→ **WHAT YOU WILL DO**:
Could you repeat the lines of the listing below, word for word, starting at its first line and ending at the line that contains "s4-series-clip xyxy=(170,861,548,1396)"?

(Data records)
--- begin ---
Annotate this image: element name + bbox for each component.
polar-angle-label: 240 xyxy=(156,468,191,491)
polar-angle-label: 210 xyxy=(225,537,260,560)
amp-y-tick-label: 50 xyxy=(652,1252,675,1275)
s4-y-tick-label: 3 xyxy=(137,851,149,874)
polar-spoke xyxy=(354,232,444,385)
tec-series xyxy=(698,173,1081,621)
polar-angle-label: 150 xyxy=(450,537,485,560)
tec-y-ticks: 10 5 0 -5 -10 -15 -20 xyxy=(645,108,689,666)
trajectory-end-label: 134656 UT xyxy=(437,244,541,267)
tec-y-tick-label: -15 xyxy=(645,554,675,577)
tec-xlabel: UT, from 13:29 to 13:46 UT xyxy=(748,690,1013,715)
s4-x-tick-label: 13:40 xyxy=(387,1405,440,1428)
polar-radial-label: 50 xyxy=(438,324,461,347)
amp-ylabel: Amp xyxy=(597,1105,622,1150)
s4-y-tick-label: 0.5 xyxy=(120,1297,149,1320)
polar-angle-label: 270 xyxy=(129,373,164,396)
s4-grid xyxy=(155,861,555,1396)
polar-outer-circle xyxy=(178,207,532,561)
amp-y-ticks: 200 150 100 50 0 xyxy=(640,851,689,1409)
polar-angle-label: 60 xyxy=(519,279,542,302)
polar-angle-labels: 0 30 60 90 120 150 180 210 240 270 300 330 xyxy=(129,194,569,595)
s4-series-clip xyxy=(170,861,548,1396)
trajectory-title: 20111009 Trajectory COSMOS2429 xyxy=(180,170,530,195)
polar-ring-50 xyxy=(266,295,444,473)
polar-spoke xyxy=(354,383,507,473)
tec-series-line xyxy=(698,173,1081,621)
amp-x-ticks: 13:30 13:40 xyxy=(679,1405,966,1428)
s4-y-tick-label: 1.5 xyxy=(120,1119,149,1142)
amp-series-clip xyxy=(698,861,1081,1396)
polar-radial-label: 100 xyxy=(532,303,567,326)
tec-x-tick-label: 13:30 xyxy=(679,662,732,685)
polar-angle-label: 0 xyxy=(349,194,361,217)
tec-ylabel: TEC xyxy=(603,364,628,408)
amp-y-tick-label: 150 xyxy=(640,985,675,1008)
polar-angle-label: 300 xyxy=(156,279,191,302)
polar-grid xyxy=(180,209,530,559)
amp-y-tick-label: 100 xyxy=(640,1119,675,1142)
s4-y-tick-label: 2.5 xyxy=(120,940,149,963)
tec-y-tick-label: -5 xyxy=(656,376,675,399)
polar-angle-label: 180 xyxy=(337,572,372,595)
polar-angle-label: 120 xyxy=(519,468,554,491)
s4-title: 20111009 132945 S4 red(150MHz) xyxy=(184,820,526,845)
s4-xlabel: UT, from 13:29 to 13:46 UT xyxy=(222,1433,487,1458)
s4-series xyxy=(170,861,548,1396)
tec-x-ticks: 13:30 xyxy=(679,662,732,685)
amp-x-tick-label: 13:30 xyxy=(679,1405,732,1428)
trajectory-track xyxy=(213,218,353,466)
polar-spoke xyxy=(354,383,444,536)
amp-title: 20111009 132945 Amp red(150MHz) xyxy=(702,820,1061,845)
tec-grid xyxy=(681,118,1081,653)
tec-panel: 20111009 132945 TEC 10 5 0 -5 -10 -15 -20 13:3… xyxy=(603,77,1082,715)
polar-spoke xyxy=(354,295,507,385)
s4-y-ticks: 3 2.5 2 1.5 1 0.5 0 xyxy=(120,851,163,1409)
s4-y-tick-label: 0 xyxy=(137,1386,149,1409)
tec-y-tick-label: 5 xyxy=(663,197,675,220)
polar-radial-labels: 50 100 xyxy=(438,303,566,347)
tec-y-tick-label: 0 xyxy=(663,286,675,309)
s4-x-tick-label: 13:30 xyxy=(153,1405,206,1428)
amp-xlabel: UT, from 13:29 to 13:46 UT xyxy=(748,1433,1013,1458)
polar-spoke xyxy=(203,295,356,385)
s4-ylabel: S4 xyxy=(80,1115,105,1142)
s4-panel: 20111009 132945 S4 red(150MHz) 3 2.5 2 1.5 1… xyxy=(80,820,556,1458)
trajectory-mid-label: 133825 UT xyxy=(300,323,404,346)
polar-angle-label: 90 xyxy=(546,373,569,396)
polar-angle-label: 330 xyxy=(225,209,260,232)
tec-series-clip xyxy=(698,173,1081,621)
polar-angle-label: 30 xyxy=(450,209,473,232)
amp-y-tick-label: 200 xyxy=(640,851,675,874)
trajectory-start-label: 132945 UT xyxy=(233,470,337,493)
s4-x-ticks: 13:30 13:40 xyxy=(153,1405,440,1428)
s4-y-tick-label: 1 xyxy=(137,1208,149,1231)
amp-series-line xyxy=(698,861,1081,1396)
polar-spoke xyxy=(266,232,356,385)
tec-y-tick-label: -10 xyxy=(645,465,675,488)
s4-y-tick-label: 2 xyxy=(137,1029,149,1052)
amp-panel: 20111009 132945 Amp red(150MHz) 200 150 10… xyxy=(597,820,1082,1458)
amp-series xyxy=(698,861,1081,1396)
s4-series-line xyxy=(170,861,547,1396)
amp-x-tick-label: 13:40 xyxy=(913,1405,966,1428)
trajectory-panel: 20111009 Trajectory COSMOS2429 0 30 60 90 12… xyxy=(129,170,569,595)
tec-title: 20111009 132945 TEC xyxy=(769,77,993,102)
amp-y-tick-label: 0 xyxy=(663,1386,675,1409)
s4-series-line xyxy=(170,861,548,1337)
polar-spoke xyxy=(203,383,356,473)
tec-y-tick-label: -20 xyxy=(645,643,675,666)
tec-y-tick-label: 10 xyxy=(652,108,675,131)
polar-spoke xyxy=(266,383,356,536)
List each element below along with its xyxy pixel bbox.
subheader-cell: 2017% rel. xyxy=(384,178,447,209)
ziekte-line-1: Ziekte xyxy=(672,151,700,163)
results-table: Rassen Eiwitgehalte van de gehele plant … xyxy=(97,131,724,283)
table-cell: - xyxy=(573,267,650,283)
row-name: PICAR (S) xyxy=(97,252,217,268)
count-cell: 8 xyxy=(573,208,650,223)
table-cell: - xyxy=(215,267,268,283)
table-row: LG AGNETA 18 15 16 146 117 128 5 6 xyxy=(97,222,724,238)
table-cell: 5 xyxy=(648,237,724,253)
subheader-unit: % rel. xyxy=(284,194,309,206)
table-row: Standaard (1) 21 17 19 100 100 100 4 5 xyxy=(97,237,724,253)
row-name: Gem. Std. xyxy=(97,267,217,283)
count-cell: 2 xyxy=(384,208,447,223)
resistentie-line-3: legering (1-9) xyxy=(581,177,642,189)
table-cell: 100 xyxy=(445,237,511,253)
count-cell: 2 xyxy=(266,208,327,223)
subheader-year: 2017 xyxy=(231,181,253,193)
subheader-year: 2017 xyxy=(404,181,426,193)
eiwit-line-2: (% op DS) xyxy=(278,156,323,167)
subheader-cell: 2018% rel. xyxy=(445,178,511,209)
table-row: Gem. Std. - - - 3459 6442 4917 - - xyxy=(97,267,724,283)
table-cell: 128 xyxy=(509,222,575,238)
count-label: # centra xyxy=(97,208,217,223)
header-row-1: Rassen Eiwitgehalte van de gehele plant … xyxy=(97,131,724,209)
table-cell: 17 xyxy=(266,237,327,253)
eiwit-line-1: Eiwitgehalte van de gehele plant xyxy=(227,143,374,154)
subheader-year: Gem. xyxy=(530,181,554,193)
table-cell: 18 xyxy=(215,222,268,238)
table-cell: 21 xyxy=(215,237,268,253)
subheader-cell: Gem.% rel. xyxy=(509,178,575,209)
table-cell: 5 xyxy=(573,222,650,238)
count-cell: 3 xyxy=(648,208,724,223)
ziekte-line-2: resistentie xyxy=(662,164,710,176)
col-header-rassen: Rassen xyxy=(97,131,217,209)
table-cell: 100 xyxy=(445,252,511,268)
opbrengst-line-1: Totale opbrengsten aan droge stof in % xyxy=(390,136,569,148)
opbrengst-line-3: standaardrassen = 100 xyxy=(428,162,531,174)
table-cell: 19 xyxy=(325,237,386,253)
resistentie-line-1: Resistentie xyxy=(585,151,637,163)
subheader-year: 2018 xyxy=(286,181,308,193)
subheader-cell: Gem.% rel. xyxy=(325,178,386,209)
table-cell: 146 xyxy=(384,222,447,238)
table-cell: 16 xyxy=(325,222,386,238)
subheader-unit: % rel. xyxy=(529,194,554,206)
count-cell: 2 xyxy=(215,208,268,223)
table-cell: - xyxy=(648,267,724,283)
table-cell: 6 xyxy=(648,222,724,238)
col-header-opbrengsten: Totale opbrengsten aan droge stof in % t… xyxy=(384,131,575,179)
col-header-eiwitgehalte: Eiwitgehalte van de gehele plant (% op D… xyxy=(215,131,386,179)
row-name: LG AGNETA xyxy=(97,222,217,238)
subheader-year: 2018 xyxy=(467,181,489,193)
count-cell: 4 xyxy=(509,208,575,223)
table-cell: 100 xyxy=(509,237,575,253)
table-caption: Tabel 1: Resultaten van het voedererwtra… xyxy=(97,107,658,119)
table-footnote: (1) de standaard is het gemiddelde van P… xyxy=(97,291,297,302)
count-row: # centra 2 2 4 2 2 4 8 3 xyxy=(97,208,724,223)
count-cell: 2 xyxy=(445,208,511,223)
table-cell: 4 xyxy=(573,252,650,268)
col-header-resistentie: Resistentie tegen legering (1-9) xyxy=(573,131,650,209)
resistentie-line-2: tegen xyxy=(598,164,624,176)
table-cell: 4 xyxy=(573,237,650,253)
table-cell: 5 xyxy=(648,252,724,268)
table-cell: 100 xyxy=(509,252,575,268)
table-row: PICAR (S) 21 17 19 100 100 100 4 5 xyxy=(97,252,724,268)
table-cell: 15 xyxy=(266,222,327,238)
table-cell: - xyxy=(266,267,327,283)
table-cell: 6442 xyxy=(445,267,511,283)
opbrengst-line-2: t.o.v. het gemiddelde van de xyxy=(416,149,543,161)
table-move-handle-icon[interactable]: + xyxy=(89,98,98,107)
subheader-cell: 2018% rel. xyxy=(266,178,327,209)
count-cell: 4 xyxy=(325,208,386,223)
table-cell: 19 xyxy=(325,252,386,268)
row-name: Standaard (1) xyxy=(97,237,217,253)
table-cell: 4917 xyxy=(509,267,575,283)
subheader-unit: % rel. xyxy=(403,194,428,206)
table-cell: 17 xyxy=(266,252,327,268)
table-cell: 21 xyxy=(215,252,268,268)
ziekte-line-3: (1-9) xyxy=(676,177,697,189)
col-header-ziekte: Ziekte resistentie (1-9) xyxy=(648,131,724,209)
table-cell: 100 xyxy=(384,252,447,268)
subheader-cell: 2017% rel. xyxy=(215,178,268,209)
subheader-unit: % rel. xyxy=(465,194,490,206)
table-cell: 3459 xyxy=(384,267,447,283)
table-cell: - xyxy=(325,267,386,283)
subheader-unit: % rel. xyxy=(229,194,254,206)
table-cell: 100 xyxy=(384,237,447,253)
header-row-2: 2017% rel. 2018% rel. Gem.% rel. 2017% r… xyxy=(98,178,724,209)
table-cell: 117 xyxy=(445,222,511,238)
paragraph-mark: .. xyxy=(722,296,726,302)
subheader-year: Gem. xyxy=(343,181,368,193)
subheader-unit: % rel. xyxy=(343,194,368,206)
--- end ---
→ **THE COMPLETED TASK**:
Annotate this image: element name + bbox for each component.
polar-angle-label: 240 xyxy=(156,468,191,491)
polar-angle-label: 210 xyxy=(225,537,260,560)
amp-y-tick-label: 50 xyxy=(652,1252,675,1275)
s4-y-tick-label: 3 xyxy=(137,851,149,874)
polar-spoke xyxy=(354,232,444,385)
tec-series xyxy=(698,173,1081,621)
polar-angle-label: 150 xyxy=(450,537,485,560)
tec-y-ticks: 10 5 0 -5 -10 -15 -20 xyxy=(645,108,689,666)
trajectory-end-label: 134656 UT xyxy=(437,244,541,267)
tec-y-tick-label: -15 xyxy=(645,554,675,577)
tec-xlabel: UT, from 13:29 to 13:46 UT xyxy=(748,690,1013,715)
s4-x-tick-label: 13:40 xyxy=(387,1405,440,1428)
polar-radial-label: 50 xyxy=(438,324,461,347)
amp-ylabel: Amp xyxy=(597,1105,622,1150)
s4-y-tick-label: 0.5 xyxy=(120,1297,149,1320)
polar-angle-label: 270 xyxy=(129,373,164,396)
s4-grid xyxy=(155,861,555,1396)
polar-outer-circle xyxy=(178,207,532,561)
amp-y-ticks: 200 150 100 50 0 xyxy=(640,851,689,1409)
polar-angle-label: 60 xyxy=(519,279,542,302)
polar-angle-labels: 0 30 60 90 120 150 180 210 240 270 300 330 xyxy=(129,194,569,595)
s4-series-clip xyxy=(170,861,548,1396)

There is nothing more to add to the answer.